## Aim of the task
The data below needs to be returned exactly, line for line.

* START Records to use *

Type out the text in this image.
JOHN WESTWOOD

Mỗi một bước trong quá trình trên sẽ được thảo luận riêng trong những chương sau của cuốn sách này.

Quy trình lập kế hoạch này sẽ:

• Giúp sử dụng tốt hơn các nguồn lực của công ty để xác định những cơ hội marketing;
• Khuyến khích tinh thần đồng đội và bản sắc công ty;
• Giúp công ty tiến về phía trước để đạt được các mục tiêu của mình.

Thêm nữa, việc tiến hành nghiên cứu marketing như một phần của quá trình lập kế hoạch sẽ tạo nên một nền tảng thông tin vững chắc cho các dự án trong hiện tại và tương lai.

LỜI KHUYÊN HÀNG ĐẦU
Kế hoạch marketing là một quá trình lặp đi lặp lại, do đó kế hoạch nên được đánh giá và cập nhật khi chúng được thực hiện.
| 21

* END Records to use *

## Full response
Type out the text in this image.
JOHN WESTWOOD

Mỗi một bước trong quá trình trên sẽ được thảo luận riêng trong những chương sau của cuốn sách này.

Quy trình lập kế hoạch này sẽ:

• Giúp sử dụng tốt hơn các nguồn lực của công ty để xác định những cơ hội marketing;
• Khuyến khích tinh thần đồng đội và bản sắc công ty;
• Giúp công ty tiến về phía trước để đạt được các mục tiêu của mình.

Thêm nữa, việc tiến hành nghiên cứu marketing như một phần của quá trình lập kế hoạch sẽ tạo nên một nền tảng thông tin vững chắc cho các dự án trong hiện tại và tương lai.

LỜI KHUYÊN HÀNG ĐẦU
Kế hoạch marketing là một quá trình lặp đi lặp lại, do đó kế hoạch nên được đánh giá và cập nhật khi chúng được thực hiện.
| 21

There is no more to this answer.